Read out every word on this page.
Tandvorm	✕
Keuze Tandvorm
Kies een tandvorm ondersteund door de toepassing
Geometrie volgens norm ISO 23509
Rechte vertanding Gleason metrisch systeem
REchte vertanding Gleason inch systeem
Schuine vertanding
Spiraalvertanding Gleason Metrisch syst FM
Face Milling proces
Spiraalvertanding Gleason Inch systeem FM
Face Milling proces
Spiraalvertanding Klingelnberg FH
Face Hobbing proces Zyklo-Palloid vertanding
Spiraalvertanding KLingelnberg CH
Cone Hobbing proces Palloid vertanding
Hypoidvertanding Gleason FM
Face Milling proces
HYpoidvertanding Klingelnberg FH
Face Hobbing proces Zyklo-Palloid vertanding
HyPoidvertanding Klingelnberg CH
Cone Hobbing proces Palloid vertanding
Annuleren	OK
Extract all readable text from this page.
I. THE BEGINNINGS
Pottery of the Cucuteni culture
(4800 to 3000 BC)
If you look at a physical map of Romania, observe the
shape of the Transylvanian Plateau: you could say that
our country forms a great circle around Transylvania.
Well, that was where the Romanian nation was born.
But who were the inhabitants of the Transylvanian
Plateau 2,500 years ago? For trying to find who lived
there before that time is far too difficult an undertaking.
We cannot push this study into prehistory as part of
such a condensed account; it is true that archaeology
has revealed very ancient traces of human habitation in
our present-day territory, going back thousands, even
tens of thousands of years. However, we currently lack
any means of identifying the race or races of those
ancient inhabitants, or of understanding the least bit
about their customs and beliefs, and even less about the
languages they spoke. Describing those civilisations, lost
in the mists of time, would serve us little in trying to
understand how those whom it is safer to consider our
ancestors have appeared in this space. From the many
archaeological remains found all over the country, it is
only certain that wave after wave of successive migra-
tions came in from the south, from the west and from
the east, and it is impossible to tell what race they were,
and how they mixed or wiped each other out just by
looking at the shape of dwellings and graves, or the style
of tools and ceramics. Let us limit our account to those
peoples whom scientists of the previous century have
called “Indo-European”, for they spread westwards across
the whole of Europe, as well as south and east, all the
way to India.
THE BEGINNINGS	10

[WHAT YOU WILL DO] Among the entries above, how many lines include the word "time"? Give the number with no comment.

[EXPECTED ANSWER] 2